DATA PROVIDED
········

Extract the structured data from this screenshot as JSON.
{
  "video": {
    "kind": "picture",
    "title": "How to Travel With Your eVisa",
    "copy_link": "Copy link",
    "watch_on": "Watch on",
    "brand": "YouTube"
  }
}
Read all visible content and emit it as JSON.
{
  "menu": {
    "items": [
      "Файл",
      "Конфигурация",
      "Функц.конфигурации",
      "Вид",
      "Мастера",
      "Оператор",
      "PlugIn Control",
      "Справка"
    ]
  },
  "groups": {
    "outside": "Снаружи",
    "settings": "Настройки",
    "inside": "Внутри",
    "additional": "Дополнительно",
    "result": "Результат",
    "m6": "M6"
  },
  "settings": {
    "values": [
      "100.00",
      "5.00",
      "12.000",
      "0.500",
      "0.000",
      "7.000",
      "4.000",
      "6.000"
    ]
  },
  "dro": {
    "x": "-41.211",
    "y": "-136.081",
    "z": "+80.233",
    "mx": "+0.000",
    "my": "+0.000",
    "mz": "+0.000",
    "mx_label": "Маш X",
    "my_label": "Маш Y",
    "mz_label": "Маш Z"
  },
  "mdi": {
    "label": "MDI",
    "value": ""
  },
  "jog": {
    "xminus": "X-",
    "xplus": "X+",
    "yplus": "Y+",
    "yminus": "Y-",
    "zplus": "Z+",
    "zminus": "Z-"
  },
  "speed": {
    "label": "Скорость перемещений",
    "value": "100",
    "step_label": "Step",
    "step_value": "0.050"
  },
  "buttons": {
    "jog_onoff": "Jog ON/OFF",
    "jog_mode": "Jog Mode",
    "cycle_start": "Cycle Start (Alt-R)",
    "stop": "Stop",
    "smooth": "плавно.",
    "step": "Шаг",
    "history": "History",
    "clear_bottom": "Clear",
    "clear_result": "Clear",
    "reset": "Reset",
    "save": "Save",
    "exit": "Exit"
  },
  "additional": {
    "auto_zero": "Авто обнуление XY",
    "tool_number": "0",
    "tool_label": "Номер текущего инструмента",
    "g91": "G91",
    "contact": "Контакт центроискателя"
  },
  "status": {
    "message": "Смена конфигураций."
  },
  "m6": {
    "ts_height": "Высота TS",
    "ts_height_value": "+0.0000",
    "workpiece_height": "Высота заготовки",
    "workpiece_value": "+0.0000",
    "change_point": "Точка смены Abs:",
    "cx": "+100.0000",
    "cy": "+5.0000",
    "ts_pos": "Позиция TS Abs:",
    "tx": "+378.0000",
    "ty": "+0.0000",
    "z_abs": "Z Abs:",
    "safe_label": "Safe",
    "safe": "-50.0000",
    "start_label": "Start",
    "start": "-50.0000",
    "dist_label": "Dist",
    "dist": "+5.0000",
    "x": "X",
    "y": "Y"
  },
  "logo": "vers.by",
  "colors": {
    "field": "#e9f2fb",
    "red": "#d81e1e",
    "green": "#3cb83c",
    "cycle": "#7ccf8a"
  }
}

········

EXERCISE
In the listing above, find the lines holding the word "Clear" and copy them.

REPLY
    "clear_bottom": "Clear",
    "clear_result": "Clear",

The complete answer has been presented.